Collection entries
———

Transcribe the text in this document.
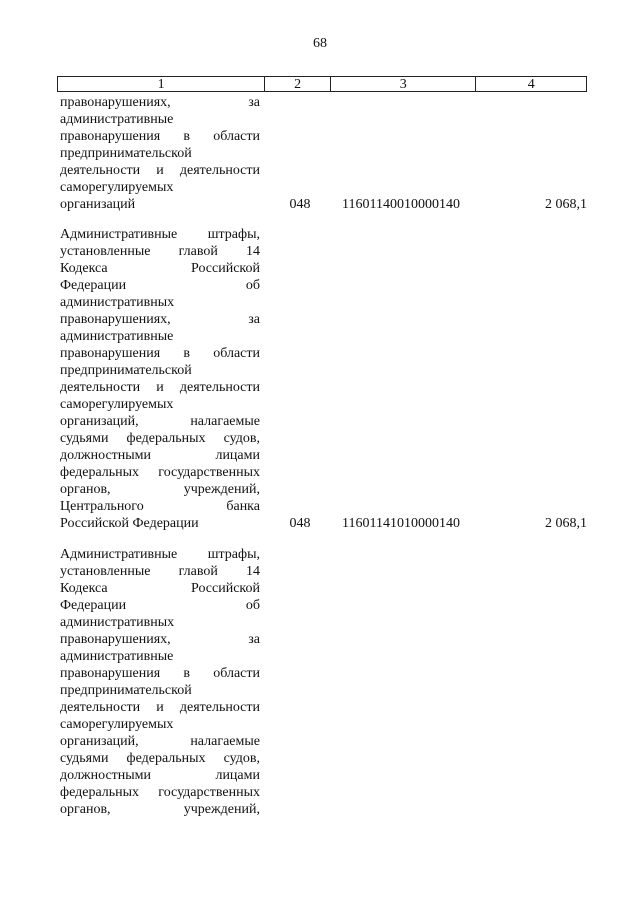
68
1	2	3	4
правонарушениях, за
административные
правонарушения в области
предпринимательской
деятельности и деятельности
саморегулируемых
организаций	048	11601140010000140	2 068,1
Административные штрафы,
установленные главой 14
Кодекса Российской
Федерации об
административных
правонарушениях, за
административные
правонарушения в области
предпринимательской
деятельности и деятельности
саморегулируемых
организаций, налагаемые
судьями федеральных судов,
должностными лицами
федеральных государственных
органов, учреждений,
Центрального банка
Российской Федерации	048	11601141010000140	2 068,1
Административные штрафы,
установленные главой 14
Кодекса Российской
Федерации об
административных
правонарушениях, за
административные
правонарушения в области
предпринимательской
деятельности и деятельности
саморегулируемых
организаций, налагаемые
судьями федеральных судов,
должностными лицами
федеральных государственных
органов, учреждений,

———

> _Set exercise_
Omit any images, then output the listing exactly.

> _Result of this task_
Transcribe the text in this document.
68
1	2	3	4
правонарушениях, за
административные
правонарушения в области
предпринимательской
деятельности и деятельности
саморегулируемых
организаций	048	11601140010000140	2 068,1
Административные штрафы,
установленные главой 14
Кодекса Российской
Федерации об
административных
правонарушениях, за
административные
правонарушения в области
предпринимательской
деятельности и деятельности
саморегулируемых
организаций, налагаемые
судьями федеральных судов,
должностными лицами
федеральных государственных
органов, учреждений,
Центрального банка
Российской Федерации	048	11601141010000140	2 068,1
Административные штрафы,
установленные главой 14
Кодекса Российской
Федерации об
административных
правонарушениях, за
административные
правонарушения в области
предпринимательской
деятельности и деятельности
саморегулируемых
организаций, налагаемые
судьями федеральных судов,
должностными лицами
федеральных государственных
органов, учреждений,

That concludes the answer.